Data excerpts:
## Start
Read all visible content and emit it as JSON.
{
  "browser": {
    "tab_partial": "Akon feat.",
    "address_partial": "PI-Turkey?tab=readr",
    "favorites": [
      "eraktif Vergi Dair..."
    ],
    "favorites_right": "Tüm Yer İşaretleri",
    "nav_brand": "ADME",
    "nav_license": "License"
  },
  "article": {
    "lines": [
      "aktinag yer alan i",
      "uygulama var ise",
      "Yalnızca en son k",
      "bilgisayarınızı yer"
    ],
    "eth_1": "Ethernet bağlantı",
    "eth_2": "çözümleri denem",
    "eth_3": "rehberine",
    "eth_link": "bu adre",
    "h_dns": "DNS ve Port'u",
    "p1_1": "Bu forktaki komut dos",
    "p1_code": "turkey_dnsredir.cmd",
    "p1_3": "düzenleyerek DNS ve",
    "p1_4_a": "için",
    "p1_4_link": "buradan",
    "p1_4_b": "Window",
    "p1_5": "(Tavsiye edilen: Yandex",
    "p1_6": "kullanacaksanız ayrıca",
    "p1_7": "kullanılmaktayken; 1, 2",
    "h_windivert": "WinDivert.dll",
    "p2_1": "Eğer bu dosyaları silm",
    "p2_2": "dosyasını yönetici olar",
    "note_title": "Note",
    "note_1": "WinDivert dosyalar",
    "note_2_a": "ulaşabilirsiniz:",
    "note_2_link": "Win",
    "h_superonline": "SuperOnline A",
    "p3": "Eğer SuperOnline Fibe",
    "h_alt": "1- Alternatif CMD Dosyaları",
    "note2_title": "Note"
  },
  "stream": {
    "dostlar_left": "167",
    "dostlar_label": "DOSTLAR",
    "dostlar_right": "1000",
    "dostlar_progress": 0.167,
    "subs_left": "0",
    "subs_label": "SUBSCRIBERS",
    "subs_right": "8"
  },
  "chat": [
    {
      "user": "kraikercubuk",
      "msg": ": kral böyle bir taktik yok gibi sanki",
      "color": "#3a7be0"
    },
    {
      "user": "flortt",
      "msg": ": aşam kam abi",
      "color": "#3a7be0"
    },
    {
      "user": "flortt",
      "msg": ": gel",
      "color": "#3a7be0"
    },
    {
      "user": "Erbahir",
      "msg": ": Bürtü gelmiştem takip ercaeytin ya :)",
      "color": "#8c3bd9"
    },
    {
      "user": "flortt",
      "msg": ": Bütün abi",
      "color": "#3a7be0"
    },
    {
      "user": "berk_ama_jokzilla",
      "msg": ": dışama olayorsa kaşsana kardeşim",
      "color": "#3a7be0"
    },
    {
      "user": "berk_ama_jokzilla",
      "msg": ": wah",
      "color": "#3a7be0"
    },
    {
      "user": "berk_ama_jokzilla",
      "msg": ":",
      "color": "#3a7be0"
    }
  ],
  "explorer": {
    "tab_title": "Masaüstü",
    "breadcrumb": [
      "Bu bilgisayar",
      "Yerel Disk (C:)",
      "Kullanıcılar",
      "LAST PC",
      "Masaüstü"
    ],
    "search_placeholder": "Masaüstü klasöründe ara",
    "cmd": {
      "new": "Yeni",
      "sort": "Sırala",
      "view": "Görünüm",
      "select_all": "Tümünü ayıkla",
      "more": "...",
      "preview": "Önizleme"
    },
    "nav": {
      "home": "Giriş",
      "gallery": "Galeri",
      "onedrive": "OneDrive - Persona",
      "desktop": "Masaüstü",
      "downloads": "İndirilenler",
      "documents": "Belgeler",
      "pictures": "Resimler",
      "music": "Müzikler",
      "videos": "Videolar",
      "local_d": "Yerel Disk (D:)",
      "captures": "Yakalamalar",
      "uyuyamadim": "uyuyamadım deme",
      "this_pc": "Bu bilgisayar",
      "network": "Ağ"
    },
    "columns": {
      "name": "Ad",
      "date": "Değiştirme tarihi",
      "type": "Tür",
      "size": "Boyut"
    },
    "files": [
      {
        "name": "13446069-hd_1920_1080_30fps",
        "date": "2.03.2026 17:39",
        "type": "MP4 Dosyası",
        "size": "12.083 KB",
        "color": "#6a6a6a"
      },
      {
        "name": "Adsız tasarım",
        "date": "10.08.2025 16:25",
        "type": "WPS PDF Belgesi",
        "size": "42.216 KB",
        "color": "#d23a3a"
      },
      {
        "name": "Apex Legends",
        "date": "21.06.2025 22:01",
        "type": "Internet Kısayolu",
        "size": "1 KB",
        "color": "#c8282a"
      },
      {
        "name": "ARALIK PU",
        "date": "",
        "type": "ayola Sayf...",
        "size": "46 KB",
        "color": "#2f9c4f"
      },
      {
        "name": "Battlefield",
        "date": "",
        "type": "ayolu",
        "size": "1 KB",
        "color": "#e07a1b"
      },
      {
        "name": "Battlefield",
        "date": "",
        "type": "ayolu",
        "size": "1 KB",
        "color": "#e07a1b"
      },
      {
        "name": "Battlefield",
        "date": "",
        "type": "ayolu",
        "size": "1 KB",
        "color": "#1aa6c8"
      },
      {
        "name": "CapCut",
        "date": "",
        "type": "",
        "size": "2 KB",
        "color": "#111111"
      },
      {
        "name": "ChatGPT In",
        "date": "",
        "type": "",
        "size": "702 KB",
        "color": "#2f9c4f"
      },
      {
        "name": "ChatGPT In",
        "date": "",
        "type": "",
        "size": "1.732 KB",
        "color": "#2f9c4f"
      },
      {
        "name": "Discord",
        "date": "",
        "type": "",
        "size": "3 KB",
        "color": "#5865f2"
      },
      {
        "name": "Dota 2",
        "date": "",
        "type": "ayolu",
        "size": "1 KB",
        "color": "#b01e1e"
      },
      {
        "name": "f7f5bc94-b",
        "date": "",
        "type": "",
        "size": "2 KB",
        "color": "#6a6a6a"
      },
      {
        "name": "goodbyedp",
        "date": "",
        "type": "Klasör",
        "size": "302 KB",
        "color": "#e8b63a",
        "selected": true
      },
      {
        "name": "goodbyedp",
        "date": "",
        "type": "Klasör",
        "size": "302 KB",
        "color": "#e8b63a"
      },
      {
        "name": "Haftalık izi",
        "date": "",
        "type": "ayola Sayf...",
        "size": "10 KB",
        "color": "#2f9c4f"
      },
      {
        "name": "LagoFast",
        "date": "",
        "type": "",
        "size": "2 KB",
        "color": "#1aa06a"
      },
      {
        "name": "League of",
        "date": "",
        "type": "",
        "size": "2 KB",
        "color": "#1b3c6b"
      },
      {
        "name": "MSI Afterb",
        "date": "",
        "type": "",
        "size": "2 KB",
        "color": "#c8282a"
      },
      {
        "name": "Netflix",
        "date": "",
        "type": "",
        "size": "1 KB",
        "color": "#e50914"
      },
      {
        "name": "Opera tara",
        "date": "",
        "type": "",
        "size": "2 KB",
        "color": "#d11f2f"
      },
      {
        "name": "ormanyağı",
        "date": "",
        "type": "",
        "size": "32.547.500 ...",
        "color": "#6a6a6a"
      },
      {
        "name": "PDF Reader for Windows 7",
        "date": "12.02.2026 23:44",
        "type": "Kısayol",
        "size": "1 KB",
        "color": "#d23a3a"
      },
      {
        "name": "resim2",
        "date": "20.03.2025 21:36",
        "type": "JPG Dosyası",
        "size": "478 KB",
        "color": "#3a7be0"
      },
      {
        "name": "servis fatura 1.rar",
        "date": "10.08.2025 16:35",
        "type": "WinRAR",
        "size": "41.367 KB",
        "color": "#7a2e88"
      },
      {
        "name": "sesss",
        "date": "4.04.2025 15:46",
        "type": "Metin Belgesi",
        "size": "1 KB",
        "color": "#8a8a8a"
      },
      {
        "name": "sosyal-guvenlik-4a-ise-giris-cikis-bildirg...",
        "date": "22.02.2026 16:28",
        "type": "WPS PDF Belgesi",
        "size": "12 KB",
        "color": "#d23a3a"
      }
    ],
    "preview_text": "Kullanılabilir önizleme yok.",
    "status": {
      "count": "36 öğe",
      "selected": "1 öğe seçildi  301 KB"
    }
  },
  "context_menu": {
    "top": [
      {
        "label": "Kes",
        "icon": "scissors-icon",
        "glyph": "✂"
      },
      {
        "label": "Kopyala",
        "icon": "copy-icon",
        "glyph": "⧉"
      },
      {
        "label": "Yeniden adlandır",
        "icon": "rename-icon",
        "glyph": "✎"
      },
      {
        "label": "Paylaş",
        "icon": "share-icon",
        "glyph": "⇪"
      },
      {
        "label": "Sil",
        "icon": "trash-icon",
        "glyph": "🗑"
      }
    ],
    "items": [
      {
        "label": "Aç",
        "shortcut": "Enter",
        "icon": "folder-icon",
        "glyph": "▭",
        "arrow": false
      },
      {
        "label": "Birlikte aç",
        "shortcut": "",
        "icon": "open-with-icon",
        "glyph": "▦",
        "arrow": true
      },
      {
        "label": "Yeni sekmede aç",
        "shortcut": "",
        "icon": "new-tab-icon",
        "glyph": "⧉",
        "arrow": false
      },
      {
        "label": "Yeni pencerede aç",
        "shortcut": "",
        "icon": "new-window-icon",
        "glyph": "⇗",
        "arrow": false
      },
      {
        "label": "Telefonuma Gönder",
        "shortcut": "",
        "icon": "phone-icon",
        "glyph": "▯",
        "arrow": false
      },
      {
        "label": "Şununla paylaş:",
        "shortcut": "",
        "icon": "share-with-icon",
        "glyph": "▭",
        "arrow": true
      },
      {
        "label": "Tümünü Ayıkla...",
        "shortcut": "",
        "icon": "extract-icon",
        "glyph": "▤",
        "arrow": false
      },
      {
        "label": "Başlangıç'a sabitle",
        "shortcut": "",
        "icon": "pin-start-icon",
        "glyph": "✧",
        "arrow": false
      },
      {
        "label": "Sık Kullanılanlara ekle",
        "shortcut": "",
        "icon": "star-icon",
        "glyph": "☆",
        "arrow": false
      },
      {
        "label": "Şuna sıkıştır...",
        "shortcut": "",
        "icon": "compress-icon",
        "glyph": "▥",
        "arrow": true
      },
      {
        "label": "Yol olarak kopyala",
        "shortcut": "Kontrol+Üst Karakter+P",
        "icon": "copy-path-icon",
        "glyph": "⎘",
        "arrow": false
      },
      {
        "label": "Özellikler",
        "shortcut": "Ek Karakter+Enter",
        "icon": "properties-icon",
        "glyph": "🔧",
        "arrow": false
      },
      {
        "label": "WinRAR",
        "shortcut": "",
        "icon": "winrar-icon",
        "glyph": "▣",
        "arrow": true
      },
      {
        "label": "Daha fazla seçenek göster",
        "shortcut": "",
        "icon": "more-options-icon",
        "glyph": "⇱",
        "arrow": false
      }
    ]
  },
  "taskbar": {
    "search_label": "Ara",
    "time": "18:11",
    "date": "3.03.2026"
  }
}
## End
Identify which lines contain the word "Eğer" and copy each one.

* _Solution_:
    "p2_1": "Eğer bu dosyaları silm",
    "p3": "Eğer SuperOnline Fibe",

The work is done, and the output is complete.